Please rewrite the lines below as a numbered list, leaving out any blank lines.

--- Start Information given ---

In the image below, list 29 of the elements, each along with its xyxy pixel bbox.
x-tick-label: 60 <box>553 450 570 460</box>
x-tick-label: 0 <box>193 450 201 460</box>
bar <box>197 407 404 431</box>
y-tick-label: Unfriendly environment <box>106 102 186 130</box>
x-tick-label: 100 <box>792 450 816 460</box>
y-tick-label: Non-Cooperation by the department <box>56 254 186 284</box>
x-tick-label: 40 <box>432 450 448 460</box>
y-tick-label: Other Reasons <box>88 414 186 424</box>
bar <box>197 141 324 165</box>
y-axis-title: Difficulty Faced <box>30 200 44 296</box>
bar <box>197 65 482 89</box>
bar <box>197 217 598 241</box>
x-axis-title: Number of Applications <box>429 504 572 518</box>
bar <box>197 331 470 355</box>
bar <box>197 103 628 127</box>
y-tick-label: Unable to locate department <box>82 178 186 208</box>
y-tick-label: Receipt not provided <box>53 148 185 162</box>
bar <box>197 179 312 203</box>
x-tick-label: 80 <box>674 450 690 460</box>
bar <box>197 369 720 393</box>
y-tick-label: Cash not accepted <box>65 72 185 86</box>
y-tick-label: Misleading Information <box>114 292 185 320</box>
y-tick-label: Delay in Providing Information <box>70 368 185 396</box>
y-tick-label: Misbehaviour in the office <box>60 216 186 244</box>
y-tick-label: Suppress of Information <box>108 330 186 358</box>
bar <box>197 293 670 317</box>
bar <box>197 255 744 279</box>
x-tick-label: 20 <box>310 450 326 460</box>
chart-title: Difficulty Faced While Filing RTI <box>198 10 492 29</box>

--- End Information given ---

* [Answer]
1. In the image below, list 29 of the elements, each along with its xyxy pixel bbox.
2. x-tick-label: 60 <box>553 450 570 460</box>
3. x-tick-label: 0 <box>193 450 201 460</box>
4. bar <box>197 407 404 431</box>
5. y-tick-label: Unfriendly environment <box>106 102 186 130</box>
6. x-tick-label: 100 <box>792 450 816 460</box>
7. y-tick-label: Non-Cooperation by the department <box>56 254 186 284</box>
8. x-tick-label: 40 <box>432 450 448 460</box>
9. y-tick-label: Other Reasons <box>88 414 186 424</box>
10. bar <box>197 141 324 165</box>
11. y-axis-title: Difficulty Faced <box>30 200 44 296</box>
12. bar <box>197 65 482 89</box>
13. bar <box>197 217 598 241</box>
14. x-axis-title: Number of Applications <box>429 504 572 518</box>
15. bar <box>197 331 470 355</box>
16. bar <box>197 103 628 127</box>
17. y-tick-label: Unable to locate department <box>82 178 186 208</box>
18. y-tick-label: Receipt not provided <box>53 148 185 162</box>
19. bar <box>197 179 312 203</box>
20. x-tick-label: 80 <box>674 450 690 460</box>
21. bar <box>197 369 720 393</box>
22. y-tick-label: Cash not accepted <box>65 72 185 86</box>
23. y-tick-label: Misleading Information <box>114 292 185 320</box>
24. y-tick-label: Delay in Providing Information <box>70 368 185 396</box>
25. y-tick-label: Misbehaviour in the office <box>60 216 186 244</box>
26. y-tick-label: Suppress of Information <box>108 330 186 358</box>
27. bar <box>197 293 670 317</box>
28. bar <box>197 255 744 279</box>
29. x-tick-label: 20 <box>310 450 326 460</box>
30. chart-title: Difficulty Faced While Filing RTI <box>198 10 492 29</box>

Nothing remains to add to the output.